What is asked:
Write out each line of the listing as it stands, without the images.

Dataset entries
_ _ _ _ _

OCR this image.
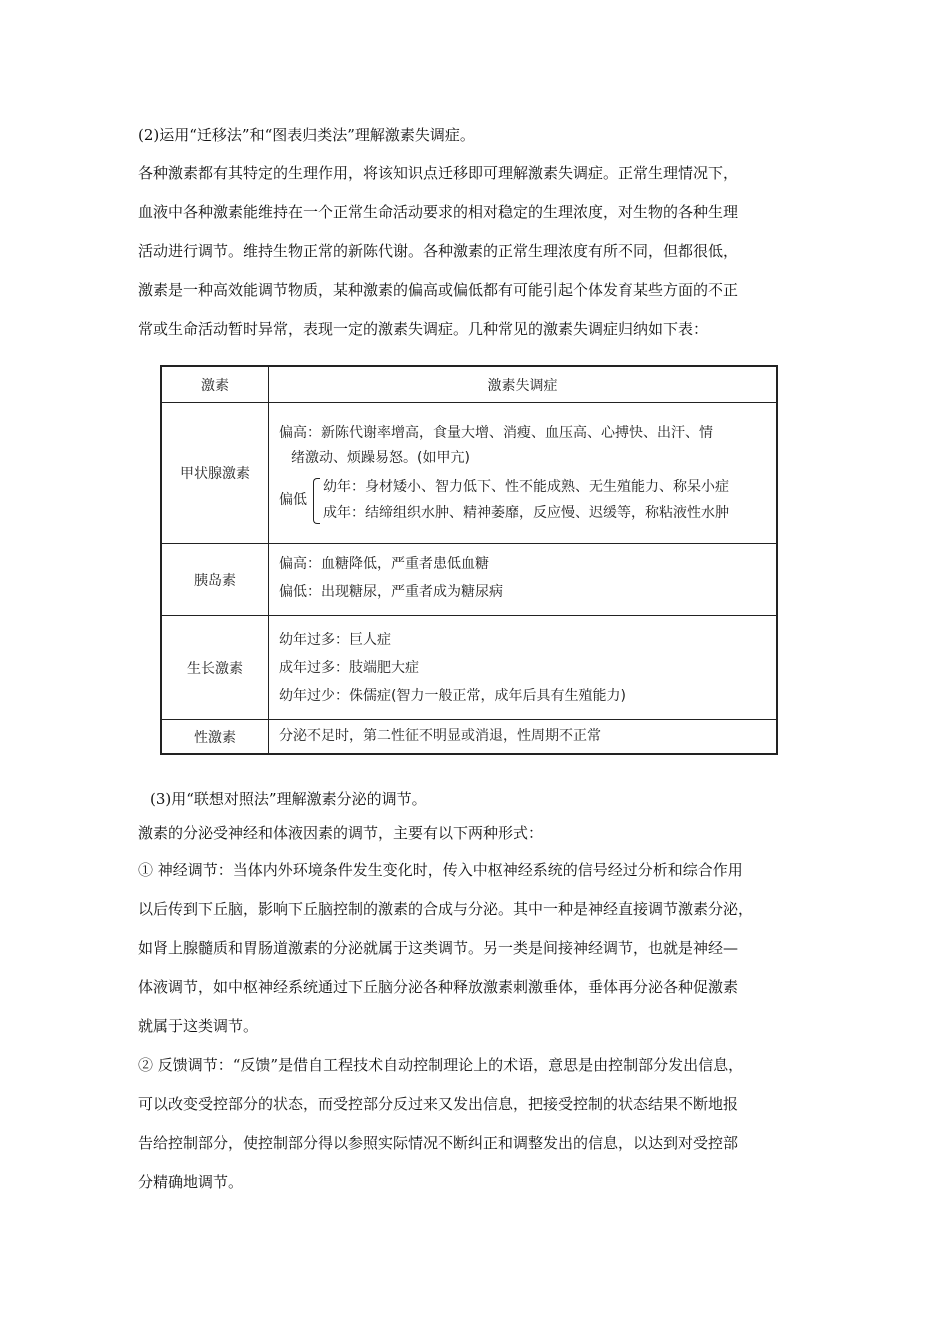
(2)运用“迁移法”和“图表归类法”理解激素失调症。
各种激素都有其特定的生理作用，将该知识点迁移即可理解激素失调症。正常生理情况下，
血液中各种激素能维持在一个正常生命活动要求的相对稳定的生理浓度，对生物的各种生理
活动进行调节。维持生物正常的新陈代谢。各种激素的正常生理浓度有所不同，但都很低，
激素是一种高效能调节物质，某种激素的偏高或偏低都有可能引起个体发育某些方面的不正
常或生命活动暂时异常，表现一定的激素失调症。几种常见的激素失调症归纳如下表：
激素	激素失调症
甲状腺激素
偏高：新陈代谢率增高，食量大增、消瘦、血压高、心搏快、出汗、情
绪激动、烦躁易怒。(如甲亢)
偏低
幼年：身材矮小、智力低下、性不能成熟、无生殖能力、称呆小症
成年：结缔组织水肿、精神萎靡，反应慢、迟缓等，称粘液性水肿
胰岛素
偏高：血糖降低，严重者患低血糖
偏低：出现糖尿，严重者成为糖尿病
生长激素
幼年过多：巨人症
成年过多：肢端肥大症
幼年过少：侏儒症(智力一般正常，成年后具有生殖能力)
性激素	分泌不足时，第二性征不明显或消退，性周期不正常
(3)用“联想对照法”理解激素分泌的调节。
激素的分泌受神经和体液因素的调节，主要有以下两种形式：
① 神经调节：当体内外环境条件发生变化时，传入中枢神经系统的信号经过分析和综合作用
以后传到下丘脑，影响下丘脑控制的激素的合成与分泌。其中一种是神经直接调节激素分泌，
如肾上腺髓质和胃肠道激素的分泌就属于这类调节。另一类是间接神经调节，也就是神经—
体液调节，如中枢神经系统通过下丘脑分泌各种释放激素刺激垂体，垂体再分泌各种促激素
就属于这类调节。
② 反馈调节：“反馈”是借自工程技术自动控制理论上的术语，意思是由控制部分发出信息，
可以改变受控部分的状态，而受控部分反过来又发出信息，把接受控制的状态结果不断地报
告给控制部分，使控制部分得以参照实际情况不断纠正和调整发出的信息，以达到对受控部
分精确地调节。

_ _ _ _ _

Solution to the problem:
OCR this image.
(2)运用“迁移法”和“图表归类法”理解激素失调症。
各种激素都有其特定的生理作用，将该知识点迁移即可理解激素失调症。正常生理情况下，
血液中各种激素能维持在一个正常生命活动要求的相对稳定的生理浓度，对生物的各种生理
活动进行调节。维持生物正常的新陈代谢。各种激素的正常生理浓度有所不同，但都很低，
激素是一种高效能调节物质，某种激素的偏高或偏低都有可能引起个体发育某些方面的不正
常或生命活动暂时异常，表现一定的激素失调症。几种常见的激素失调症归纳如下表：
激素	激素失调症
甲状腺激素
偏高：新陈代谢率增高，食量大增、消瘦、血压高、心搏快、出汗、情
绪激动、烦躁易怒。(如甲亢)
偏低
幼年：身材矮小、智力低下、性不能成熟、无生殖能力、称呆小症
成年：结缔组织水肿、精神萎靡，反应慢、迟缓等，称粘液性水肿
胰岛素
偏高：血糖降低，严重者患低血糖
偏低：出现糖尿，严重者成为糖尿病
生长激素
幼年过多：巨人症
成年过多：肢端肥大症
幼年过少：侏儒症(智力一般正常，成年后具有生殖能力)
性激素	分泌不足时，第二性征不明显或消退，性周期不正常
(3)用“联想对照法”理解激素分泌的调节。
激素的分泌受神经和体液因素的调节，主要有以下两种形式：
① 神经调节：当体内外环境条件发生变化时，传入中枢神经系统的信号经过分析和综合作用
以后传到下丘脑，影响下丘脑控制的激素的合成与分泌。其中一种是神经直接调节激素分泌，
如肾上腺髓质和胃肠道激素的分泌就属于这类调节。另一类是间接神经调节，也就是神经—
体液调节，如中枢神经系统通过下丘脑分泌各种释放激素刺激垂体，垂体再分泌各种促激素
就属于这类调节。
② 反馈调节：“反馈”是借自工程技术自动控制理论上的术语，意思是由控制部分发出信息，
可以改变受控部分的状态，而受控部分反过来又发出信息，把接受控制的状态结果不断地报
告给控制部分，使控制部分得以参照实际情况不断纠正和调整发出的信息，以达到对受控部
分精确地调节。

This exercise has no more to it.